Work to be completed
Output the records. Match them exactly.

Stored data entries
########################################

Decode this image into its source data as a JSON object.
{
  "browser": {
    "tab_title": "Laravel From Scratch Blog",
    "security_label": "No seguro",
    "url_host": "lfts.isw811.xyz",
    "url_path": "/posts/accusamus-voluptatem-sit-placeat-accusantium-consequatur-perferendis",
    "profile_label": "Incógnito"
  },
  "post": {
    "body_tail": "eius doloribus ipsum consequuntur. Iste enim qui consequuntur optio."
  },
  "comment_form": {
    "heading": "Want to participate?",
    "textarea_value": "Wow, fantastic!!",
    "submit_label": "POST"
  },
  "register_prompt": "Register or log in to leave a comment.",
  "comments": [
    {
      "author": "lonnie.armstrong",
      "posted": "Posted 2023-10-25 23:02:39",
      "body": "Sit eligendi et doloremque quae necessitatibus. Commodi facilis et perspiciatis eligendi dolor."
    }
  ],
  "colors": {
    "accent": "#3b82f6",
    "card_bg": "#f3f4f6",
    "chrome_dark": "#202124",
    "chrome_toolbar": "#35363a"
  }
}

########################################

Task result
Decode this image into its source data as a JSON object.
{
  "browser": {
    "tab_title": "Laravel From Scratch Blog",
    "security_label": "No seguro",
    "url_host": "lfts.isw811.xyz",
    "url_path": "/posts/accusamus-voluptatem-sit-placeat-accusantium-consequatur-perferendis",
    "profile_label": "Incógnito"
  },
  "post": {
    "body_tail": "eius doloribus ipsum consequuntur. Iste enim qui consequuntur optio."
  },
  "comment_form": {
    "heading": "Want to participate?",
    "textarea_value": "Wow, fantastic!!",
    "submit_label": "POST"
  },
  "register_prompt": "Register or log in to leave a comment.",
  "comments": [
    {
      "author": "lonnie.armstrong",
      "posted": "Posted 2023-10-25 23:02:39",
      "body": "Sit eligendi et doloremque quae necessitatibus. Commodi facilis et perspiciatis eligendi dolor."
    }
  ],
  "colors": {
    "accent": "#3b82f6",
    "card_bg": "#f3f4f6",
    "chrome_dark": "#202124",
    "chrome_toolbar": "#35363a"
  }
}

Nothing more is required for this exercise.